DESCRIPTION OF THE TASK
State the number of lines in these records that include the word "VIEW", and add nothing to it.

"""

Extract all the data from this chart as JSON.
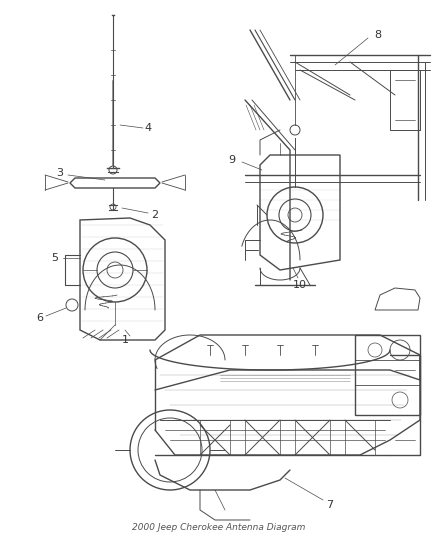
{
  "background_color": "#ffffff",
  "line_color": "#4a4a4a",
  "label_color": "#333333",
  "fig_width": 4.38,
  "fig_height": 5.33,
  "dpi": 100
}
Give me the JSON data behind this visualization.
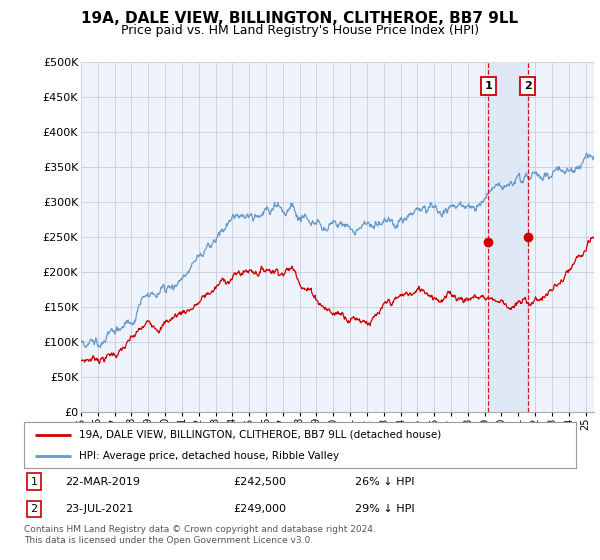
{
  "title": "19A, DALE VIEW, BILLINGTON, CLITHEROE, BB7 9LL",
  "subtitle": "Price paid vs. HM Land Registry's House Price Index (HPI)",
  "ytick_values": [
    0,
    50000,
    100000,
    150000,
    200000,
    250000,
    300000,
    350000,
    400000,
    450000,
    500000
  ],
  "ylim": [
    0,
    500000
  ],
  "xlim_start": 1995.0,
  "xlim_end": 2025.5,
  "xtick_years": [
    1995,
    1996,
    1997,
    1998,
    1999,
    2000,
    2001,
    2002,
    2003,
    2004,
    2005,
    2006,
    2007,
    2008,
    2009,
    2010,
    2011,
    2012,
    2013,
    2014,
    2015,
    2016,
    2017,
    2018,
    2019,
    2020,
    2021,
    2022,
    2023,
    2024,
    2025
  ],
  "hpi_color": "#6699cc",
  "property_color": "#cc0000",
  "marker1_date": 2019.22,
  "marker1_value": 242500,
  "marker2_date": 2021.56,
  "marker2_value": 249000,
  "marker_vline_color": "#cc0000",
  "marker_box_color": "#cc0000",
  "legend_label_property": "19A, DALE VIEW, BILLINGTON, CLITHEROE, BB7 9LL (detached house)",
  "legend_label_hpi": "HPI: Average price, detached house, Ribble Valley",
  "annotation1_label": "1",
  "annotation1_date": "22-MAR-2019",
  "annotation1_price": "£242,500",
  "annotation1_pct": "26% ↓ HPI",
  "annotation2_label": "2",
  "annotation2_date": "23-JUL-2021",
  "annotation2_price": "£249,000",
  "annotation2_pct": "29% ↓ HPI",
  "footer": "Contains HM Land Registry data © Crown copyright and database right 2024.\nThis data is licensed under the Open Government Licence v3.0.",
  "bg_color": "#ffffff",
  "plot_bg_color": "#eef2fa",
  "grid_color": "#ccccdd",
  "shade_color": "#dde8f5",
  "title_fontsize": 11,
  "subtitle_fontsize": 9
}
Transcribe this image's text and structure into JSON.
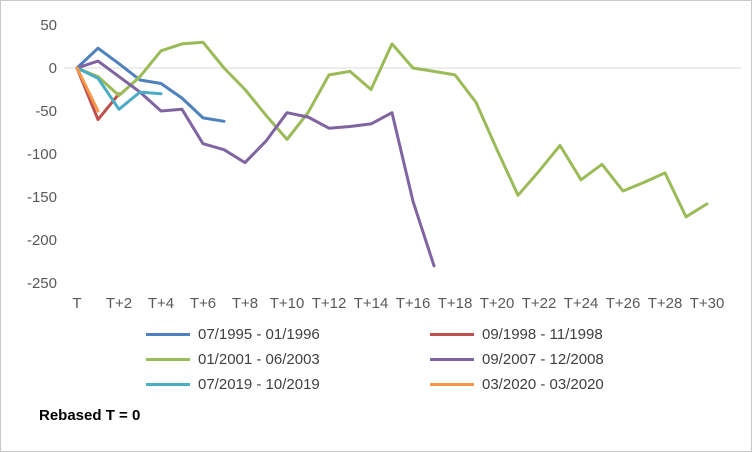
{
  "chart_data": {
    "type": "line",
    "title": "",
    "footnote": "Rebased T = 0",
    "xlim": [
      0,
      30
    ],
    "ylim": [
      -250,
      50
    ],
    "grid": "zero-line-only",
    "legend_position": "bottom",
    "axis_text_color": "#595959",
    "zero_line_color": "#d9d9d9",
    "y_ticks": [
      50,
      0,
      -50,
      -100,
      -150,
      -200,
      -250
    ],
    "x_ticks": [
      {
        "pos": 0,
        "label": "T"
      },
      {
        "pos": 2,
        "label": "T+2"
      },
      {
        "pos": 4,
        "label": "T+4"
      },
      {
        "pos": 6,
        "label": "T+6"
      },
      {
        "pos": 8,
        "label": "T+8"
      },
      {
        "pos": 10,
        "label": "T+10"
      },
      {
        "pos": 12,
        "label": "T+12"
      },
      {
        "pos": 14,
        "label": "T+14"
      },
      {
        "pos": 16,
        "label": "T+16"
      },
      {
        "pos": 18,
        "label": "T+18"
      },
      {
        "pos": 20,
        "label": "T+20"
      },
      {
        "pos": 22,
        "label": "T+22"
      },
      {
        "pos": 24,
        "label": "T+24"
      },
      {
        "pos": 26,
        "label": "T+26"
      },
      {
        "pos": 28,
        "label": "T+28"
      },
      {
        "pos": 30,
        "label": "T+30"
      }
    ],
    "series": [
      {
        "name": "07/1995 - 01/1996",
        "color": "#4F81BD",
        "x_start": 0,
        "values": [
          0,
          23,
          5,
          -14,
          -18,
          -35,
          -58,
          -62
        ]
      },
      {
        "name": "09/1998 - 11/1998",
        "color": "#C0504D",
        "x_start": 0,
        "values": [
          0,
          -60,
          -30
        ]
      },
      {
        "name": "01/2001 - 06/2003",
        "color": "#9BBB59",
        "x_start": 0,
        "values": [
          0,
          -10,
          -32,
          -10,
          20,
          28,
          30,
          0,
          -25,
          -55,
          -83,
          -52,
          -8,
          -4,
          -25,
          28,
          0,
          -4,
          -8,
          -40,
          -95,
          -148,
          -120,
          -90,
          -130,
          -112,
          -143,
          -133,
          -122,
          -173,
          -158
        ]
      },
      {
        "name": "09/2007 - 12/2008",
        "color": "#8064A2",
        "x_start": 0,
        "values": [
          0,
          8,
          -10,
          -28,
          -50,
          -48,
          -88,
          -95,
          -110,
          -85,
          -52,
          -57,
          -70,
          -68,
          -65,
          -52,
          -155,
          -230
        ]
      },
      {
        "name": "07/2019 - 10/2019",
        "color": "#4BACC6",
        "x_start": 0,
        "values": [
          0,
          -12,
          -48,
          -28,
          -30
        ]
      },
      {
        "name": "03/2020 - 03/2020",
        "color": "#F79646",
        "x_start": 0,
        "values": [
          0,
          -50
        ]
      }
    ]
  }
}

"""

SOLUTION FOR THIS EXERCISE
2